───── DATASET RECORDS
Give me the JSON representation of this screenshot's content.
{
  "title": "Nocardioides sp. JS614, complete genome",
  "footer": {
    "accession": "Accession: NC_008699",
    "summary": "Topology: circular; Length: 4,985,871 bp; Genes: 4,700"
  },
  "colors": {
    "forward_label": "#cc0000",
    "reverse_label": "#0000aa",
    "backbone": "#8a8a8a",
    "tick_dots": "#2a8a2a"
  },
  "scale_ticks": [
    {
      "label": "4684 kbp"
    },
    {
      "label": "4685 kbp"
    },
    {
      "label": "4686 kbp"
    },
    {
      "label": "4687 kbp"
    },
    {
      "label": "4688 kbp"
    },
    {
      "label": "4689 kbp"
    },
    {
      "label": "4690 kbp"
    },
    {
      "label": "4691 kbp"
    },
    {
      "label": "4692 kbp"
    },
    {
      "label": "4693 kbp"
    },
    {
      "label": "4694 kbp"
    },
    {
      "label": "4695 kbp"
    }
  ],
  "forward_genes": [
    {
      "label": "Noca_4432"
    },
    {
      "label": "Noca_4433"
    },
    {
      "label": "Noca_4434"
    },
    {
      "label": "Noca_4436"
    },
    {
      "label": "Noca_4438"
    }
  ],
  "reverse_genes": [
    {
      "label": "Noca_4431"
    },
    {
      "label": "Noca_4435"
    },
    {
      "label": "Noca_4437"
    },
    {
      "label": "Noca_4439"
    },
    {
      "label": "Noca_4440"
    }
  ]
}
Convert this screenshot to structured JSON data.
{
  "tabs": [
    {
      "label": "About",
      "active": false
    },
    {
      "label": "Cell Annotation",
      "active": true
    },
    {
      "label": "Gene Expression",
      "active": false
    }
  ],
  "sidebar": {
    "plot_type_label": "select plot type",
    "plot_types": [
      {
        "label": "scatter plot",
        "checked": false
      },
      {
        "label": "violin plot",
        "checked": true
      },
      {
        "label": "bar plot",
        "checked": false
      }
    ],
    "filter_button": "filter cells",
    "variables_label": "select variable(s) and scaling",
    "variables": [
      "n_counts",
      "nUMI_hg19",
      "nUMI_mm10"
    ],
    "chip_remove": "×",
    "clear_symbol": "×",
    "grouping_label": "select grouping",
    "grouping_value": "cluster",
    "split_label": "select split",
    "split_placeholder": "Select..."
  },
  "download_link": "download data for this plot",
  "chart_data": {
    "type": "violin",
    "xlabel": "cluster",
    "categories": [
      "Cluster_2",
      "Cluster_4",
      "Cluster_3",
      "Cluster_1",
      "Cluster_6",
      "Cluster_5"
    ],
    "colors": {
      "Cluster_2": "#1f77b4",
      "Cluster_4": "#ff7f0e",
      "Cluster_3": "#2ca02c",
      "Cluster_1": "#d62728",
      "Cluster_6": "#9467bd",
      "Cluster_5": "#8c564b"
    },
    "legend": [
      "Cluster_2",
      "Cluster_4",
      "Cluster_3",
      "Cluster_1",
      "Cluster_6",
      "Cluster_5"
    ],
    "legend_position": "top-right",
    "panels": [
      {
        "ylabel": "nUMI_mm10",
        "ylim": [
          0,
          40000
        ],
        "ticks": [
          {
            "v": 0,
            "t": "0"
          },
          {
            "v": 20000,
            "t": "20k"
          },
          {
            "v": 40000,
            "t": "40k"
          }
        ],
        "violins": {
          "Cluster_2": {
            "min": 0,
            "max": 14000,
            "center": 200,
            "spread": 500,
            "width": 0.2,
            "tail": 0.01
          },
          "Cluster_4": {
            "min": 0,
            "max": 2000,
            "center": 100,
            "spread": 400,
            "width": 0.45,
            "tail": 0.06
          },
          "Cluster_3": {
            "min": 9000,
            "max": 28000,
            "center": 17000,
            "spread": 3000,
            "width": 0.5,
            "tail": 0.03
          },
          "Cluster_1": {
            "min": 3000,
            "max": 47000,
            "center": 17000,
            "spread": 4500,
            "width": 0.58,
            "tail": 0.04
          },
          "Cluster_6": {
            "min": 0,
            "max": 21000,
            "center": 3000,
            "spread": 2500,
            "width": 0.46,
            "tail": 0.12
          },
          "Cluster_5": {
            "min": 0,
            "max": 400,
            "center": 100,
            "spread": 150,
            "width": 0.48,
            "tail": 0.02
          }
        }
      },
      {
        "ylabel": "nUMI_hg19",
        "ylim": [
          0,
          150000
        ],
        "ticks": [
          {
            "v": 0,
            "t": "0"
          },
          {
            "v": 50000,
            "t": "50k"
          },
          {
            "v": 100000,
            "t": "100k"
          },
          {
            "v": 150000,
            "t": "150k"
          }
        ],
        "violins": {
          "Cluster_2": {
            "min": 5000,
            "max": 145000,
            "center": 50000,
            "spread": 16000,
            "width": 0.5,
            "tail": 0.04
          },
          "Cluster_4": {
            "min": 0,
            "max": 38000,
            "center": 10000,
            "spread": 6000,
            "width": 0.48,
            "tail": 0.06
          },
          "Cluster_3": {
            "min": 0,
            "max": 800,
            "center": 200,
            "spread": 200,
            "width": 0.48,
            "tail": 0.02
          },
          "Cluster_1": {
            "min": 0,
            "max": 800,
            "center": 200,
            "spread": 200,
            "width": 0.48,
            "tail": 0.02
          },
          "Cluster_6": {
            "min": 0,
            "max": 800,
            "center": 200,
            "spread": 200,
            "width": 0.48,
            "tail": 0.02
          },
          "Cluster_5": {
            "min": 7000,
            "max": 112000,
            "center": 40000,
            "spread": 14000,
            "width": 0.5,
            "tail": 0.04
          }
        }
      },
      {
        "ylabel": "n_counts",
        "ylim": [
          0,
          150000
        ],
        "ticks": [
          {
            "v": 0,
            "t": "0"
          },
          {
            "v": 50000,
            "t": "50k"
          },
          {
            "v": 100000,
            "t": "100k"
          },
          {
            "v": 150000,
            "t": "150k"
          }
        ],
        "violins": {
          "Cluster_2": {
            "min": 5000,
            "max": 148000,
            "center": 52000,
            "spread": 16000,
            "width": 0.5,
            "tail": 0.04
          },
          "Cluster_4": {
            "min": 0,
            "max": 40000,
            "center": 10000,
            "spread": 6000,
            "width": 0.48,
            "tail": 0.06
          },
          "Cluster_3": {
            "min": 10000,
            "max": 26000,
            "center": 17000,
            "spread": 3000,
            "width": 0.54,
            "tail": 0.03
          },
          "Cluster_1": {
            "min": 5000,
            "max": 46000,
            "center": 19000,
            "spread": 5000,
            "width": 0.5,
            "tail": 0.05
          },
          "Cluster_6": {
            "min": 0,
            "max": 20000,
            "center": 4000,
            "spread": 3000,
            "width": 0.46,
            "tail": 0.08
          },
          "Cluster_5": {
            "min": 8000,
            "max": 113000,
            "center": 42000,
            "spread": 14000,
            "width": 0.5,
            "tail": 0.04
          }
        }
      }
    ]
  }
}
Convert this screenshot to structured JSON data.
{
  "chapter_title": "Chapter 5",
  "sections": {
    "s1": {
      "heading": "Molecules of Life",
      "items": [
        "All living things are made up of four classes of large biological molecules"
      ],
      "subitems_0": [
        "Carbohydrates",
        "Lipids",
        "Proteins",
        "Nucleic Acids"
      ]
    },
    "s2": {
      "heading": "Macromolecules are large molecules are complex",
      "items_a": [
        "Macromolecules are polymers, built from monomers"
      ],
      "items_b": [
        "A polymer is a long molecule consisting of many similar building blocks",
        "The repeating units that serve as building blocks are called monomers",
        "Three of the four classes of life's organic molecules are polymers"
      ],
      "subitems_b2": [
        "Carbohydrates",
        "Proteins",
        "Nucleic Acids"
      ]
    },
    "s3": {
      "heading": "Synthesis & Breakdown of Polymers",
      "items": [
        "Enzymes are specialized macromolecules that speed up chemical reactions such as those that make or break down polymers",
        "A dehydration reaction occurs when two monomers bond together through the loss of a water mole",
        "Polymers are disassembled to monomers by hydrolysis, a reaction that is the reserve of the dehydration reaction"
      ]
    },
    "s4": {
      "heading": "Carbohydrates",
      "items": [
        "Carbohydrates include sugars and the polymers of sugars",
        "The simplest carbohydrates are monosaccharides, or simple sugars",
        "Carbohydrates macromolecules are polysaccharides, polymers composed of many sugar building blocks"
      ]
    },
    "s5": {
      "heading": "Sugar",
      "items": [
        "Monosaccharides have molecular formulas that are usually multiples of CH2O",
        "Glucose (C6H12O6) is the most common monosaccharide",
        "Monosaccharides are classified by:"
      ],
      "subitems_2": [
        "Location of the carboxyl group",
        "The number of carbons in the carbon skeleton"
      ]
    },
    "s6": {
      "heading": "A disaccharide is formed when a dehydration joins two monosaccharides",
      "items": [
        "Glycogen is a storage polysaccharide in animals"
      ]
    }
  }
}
──────────
* **ACTION ITEM**
Using the data above, return every line that contains the string "blocks".

* **SOLUTION FOR THIS EXERCISE**
        "A polymer is a long molecule consisting of many similar building blocks",
        "The repeating units that serve as building blocks are called monomers",
        "Carbohydrates macromolecules are polysaccharides, polymers composed of many sugar building blocks"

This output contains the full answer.